WHAT IS BEING ASKED = Transcribe the records below exactly as they appear.

%%

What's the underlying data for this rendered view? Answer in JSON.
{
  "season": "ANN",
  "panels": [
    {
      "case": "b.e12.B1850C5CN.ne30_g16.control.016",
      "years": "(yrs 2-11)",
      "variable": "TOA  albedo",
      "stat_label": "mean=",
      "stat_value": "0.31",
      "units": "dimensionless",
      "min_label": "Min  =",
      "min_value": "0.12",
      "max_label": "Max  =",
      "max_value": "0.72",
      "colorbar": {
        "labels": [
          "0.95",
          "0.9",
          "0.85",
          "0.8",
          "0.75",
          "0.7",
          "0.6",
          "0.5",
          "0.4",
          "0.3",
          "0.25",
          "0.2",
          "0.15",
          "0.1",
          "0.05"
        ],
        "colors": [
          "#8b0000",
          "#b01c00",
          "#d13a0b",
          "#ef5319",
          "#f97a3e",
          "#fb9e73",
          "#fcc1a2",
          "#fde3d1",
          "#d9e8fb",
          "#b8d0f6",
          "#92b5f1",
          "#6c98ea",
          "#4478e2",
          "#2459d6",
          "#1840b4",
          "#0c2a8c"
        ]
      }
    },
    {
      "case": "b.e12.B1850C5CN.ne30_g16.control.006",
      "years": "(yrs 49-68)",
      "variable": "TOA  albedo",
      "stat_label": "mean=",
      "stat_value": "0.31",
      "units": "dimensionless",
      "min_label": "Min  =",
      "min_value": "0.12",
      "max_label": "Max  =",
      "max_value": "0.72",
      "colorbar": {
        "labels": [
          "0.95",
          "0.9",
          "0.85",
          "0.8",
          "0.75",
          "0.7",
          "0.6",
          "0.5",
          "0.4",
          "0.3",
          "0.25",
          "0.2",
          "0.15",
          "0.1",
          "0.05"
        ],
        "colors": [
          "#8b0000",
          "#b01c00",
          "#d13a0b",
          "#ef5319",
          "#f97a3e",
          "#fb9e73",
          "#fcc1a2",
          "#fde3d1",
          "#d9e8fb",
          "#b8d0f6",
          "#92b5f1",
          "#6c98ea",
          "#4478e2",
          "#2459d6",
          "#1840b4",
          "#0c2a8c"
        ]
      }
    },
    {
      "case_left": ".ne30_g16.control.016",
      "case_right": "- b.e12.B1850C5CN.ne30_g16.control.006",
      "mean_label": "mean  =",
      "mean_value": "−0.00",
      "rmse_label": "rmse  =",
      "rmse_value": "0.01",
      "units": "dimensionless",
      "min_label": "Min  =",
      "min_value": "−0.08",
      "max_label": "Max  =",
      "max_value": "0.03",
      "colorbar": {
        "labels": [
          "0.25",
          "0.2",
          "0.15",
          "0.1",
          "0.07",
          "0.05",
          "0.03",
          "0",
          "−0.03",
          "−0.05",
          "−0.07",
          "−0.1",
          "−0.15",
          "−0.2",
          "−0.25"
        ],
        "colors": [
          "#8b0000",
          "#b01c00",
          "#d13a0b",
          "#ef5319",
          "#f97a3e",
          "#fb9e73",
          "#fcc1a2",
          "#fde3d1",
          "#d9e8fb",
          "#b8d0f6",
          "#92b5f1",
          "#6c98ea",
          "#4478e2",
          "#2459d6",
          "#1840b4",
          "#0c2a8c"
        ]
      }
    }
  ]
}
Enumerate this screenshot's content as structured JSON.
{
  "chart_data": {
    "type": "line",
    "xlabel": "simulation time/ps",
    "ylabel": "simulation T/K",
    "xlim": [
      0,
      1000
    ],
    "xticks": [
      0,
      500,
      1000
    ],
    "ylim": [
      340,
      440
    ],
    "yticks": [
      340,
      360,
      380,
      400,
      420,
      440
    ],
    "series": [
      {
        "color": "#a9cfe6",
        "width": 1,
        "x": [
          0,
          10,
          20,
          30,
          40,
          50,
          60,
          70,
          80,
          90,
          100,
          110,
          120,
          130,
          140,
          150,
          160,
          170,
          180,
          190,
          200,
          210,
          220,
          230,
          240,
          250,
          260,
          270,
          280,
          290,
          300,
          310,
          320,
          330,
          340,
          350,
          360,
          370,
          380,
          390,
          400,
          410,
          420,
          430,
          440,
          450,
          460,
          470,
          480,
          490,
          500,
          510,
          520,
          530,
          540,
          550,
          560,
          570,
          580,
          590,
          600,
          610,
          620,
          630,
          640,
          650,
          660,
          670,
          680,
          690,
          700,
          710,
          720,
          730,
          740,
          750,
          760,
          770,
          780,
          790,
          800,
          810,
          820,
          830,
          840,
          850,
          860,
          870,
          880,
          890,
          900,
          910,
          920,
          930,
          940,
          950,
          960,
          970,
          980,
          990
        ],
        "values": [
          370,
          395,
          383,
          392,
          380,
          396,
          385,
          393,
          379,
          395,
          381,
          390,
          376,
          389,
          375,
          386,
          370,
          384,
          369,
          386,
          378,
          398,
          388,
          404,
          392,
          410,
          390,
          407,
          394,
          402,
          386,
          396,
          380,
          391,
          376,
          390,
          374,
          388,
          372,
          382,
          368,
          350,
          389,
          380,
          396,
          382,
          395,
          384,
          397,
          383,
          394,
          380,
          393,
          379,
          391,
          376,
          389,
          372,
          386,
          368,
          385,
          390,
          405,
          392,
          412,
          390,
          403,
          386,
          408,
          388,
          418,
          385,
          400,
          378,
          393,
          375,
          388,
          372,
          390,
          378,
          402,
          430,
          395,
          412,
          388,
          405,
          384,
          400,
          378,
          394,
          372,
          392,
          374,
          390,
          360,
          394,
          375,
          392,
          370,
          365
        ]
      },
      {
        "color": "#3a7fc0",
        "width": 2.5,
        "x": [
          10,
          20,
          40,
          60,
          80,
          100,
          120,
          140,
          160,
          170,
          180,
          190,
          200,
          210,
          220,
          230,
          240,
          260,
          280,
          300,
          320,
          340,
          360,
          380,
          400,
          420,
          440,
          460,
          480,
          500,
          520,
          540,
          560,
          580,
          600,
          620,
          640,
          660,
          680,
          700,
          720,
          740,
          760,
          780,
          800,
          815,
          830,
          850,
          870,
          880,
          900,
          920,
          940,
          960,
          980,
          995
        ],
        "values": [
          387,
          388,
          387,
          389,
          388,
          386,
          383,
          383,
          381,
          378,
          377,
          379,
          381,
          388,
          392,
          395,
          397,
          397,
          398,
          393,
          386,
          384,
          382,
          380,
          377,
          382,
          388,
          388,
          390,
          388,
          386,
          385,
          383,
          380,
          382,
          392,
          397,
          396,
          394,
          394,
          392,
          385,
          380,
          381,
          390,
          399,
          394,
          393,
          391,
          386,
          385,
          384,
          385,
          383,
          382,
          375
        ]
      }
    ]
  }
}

%%

THE OUTPUT =
What's the underlying data for this rendered view? Answer in JSON.
{
  "season": "ANN",
  "panels": [
    {
      "case": "b.e12.B1850C5CN.ne30_g16.control.016",
      "years": "(yrs 2-11)",
      "variable": "TOA  albedo",
      "stat_label": "mean=",
      "stat_value": "0.31",
      "units": "dimensionless",
      "min_label": "Min  =",
      "min_value": "0.12",
      "max_label": "Max  =",
      "max_value": "0.72",
      "colorbar": {
        "labels": [
          "0.95",
          "0.9",
          "0.85",
          "0.8",
          "0.75",
          "0.7",
          "0.6",
          "0.5",
          "0.4",
          "0.3",
          "0.25",
          "0.2",
          "0.15",
          "0.1",
          "0.05"
        ],
        "colors": [
          "#8b0000",
          "#b01c00",
          "#d13a0b",
          "#ef5319",
          "#f97a3e",
          "#fb9e73",
          "#fcc1a2",
          "#fde3d1",
          "#d9e8fb",
          "#b8d0f6",
          "#92b5f1",
          "#6c98ea",
          "#4478e2",
          "#2459d6",
          "#1840b4",
          "#0c2a8c"
        ]
      }
    },
    {
      "case": "b.e12.B1850C5CN.ne30_g16.control.006",
      "years": "(yrs 49-68)",
      "variable": "TOA  albedo",
      "stat_label": "mean=",
      "stat_value": "0.31",
      "units": "dimensionless",
      "min_label": "Min  =",
      "min_value": "0.12",
      "max_label": "Max  =",
      "max_value": "0.72",
      "colorbar": {
        "labels": [
          "0.95",
          "0.9",
          "0.85",
          "0.8",
          "0.75",
          "0.7",
          "0.6",
          "0.5",
          "0.4",
          "0.3",
          "0.25",
          "0.2",
          "0.15",
          "0.1",
          "0.05"
        ],
        "colors": [
          "#8b0000",
          "#b01c00",
          "#d13a0b",
          "#ef5319",
          "#f97a3e",
          "#fb9e73",
          "#fcc1a2",
          "#fde3d1",
          "#d9e8fb",
          "#b8d0f6",
          "#92b5f1",
          "#6c98ea",
          "#4478e2",
          "#2459d6",
          "#1840b4",
          "#0c2a8c"
        ]
      }
    },
    {
      "case_left": ".ne30_g16.control.016",
      "case_right": "- b.e12.B1850C5CN.ne30_g16.control.006",
      "mean_label": "mean  =",
      "mean_value": "−0.00",
      "rmse_label": "rmse  =",
      "rmse_value": "0.01",
      "units": "dimensionless",
      "min_label": "Min  =",
      "min_value": "−0.08",
      "max_label": "Max  =",
      "max_value": "0.03",
      "colorbar": {
        "labels": [
          "0.25",
          "0.2",
          "0.15",
          "0.1",
          "0.07",
          "0.05",
          "0.03",
          "0",
          "−0.03",
          "−0.05",
          "−0.07",
          "−0.1",
          "−0.15",
          "−0.2",
          "−0.25"
        ],
        "colors": [
          "#8b0000",
          "#b01c00",
          "#d13a0b",
          "#ef5319",
          "#f97a3e",
          "#fb9e73",
          "#fcc1a2",
          "#fde3d1",
          "#d9e8fb",
          "#b8d0f6",
          "#92b5f1",
          "#6c98ea",
          "#4478e2",
          "#2459d6",
          "#1840b4",
          "#0c2a8c"
        ]
      }
    }
  ]
}
Enumerate this screenshot's content as structured JSON.
{
  "chart_data": {
    "type": "line",
    "xlabel": "simulation time/ps",
    "ylabel": "simulation T/K",
    "xlim": [
      0,
      1000
    ],
    "xticks": [
      0,
      500,
      1000
    ],
    "ylim": [
      340,
      440
    ],
    "yticks": [
      340,
      360,
      380,
      400,
      420,
      440
    ],
    "series": [
      {
        "color": "#a9cfe6",
        "width": 1,
        "x": [
          0,
          10,
          20,
          30,
          40,
          50,
          60,
          70,
          80,
          90,
          100,
          110,
          120,
          130,
          140,
          150,
          160,
          170,
          180,
          190,
          200,
          210,
          220,
          230,
          240,
          250,
          260,
          270,
          280,
          290,
          300,
          310,
          320,
          330,
          340,
          350,
          360,
          370,
          380,
          390,
          400,
          410,
          420,
          430,
          440,
          450,
          460,
          470,
          480,
          490,
          500,
          510,
          520,
          530,
          540,
          550,
          560,
          570,
          580,
          590,
          600,
          610,
          620,
          630,
          640,
          650,
          660,
          670,
          680,
          690,
          700,
          710,
          720,
          730,
          740,
          750,
          760,
          770,
          780,
          790,
          800,
          810,
          820,
          830,
          840,
          850,
          860,
          870,
          880,
          890,
          900,
          910,
          920,
          930,
          940,
          950,
          960,
          970,
          980,
          990
        ],
        "values": [
          370,
          395,
          383,
          392,
          380,
          396,
          385,
          393,
          379,
          395,
          381,
          390,
          376,
          389,
          375,
          386,
          370,
          384,
          369,
          386,
          378,
          398,
          388,
          404,
          392,
          410,
          390,
          407,
          394,
          402,
          386,
          396,
          380,
          391,
          376,
          390,
          374,
          388,
          372,
          382,
          368,
          350,
          389,
          380,
          396,
          382,
          395,
          384,
          397,
          383,
          394,
          380,
          393,
          379,
          391,
          376,
          389,
          372,
          386,
          368,
          385,
          390,
          405,
          392,
          412,
          390,
          403,
          386,
          408,
          388,
          418,
          385,
          400,
          378,
          393,
          375,
          388,
          372,
          390,
          378,
          402,
          430,
          395,
          412,
          388,
          405,
          384,
          400,
          378,
          394,
          372,
          392,
          374,
          390,
          360,
          394,
          375,
          392,
          370,
          365
        ]
      },
      {
        "color": "#3a7fc0",
        "width": 2.5,
        "x": [
          10,
          20,
          40,
          60,
          80,
          100,
          120,
          140,
          160,
          170,
          180,
          190,
          200,
          210,
          220,
          230,
          240,
          260,
          280,
          300,
          320,
          340,
          360,
          380,
          400,
          420,
          440,
          460,
          480,
          500,
          520,
          540,
          560,
          580,
          600,
          620,
          640,
          660,
          680,
          700,
          720,
          740,
          760,
          780,
          800,
          815,
          830,
          850,
          870,
          880,
          900,
          920,
          940,
          960,
          980,
          995
        ],
        "values": [
          387,
          388,
          387,
          389,
          388,
          386,
          383,
          383,
          381,
          378,
          377,
          379,
          381,
          388,
          392,
          395,
          397,
          397,
          398,
          393,
          386,
          384,
          382,
          380,
          377,
          382,
          388,
          388,
          390,
          388,
          386,
          385,
          383,
          380,
          382,
          392,
          397,
          396,
          394,
          394,
          392,
          385,
          380,
          381,
          390,
          399,
          394,
          393,
          391,
          386,
          385,
          384,
          385,
          383,
          382,
          375
        ]
      }
    ]
  }
}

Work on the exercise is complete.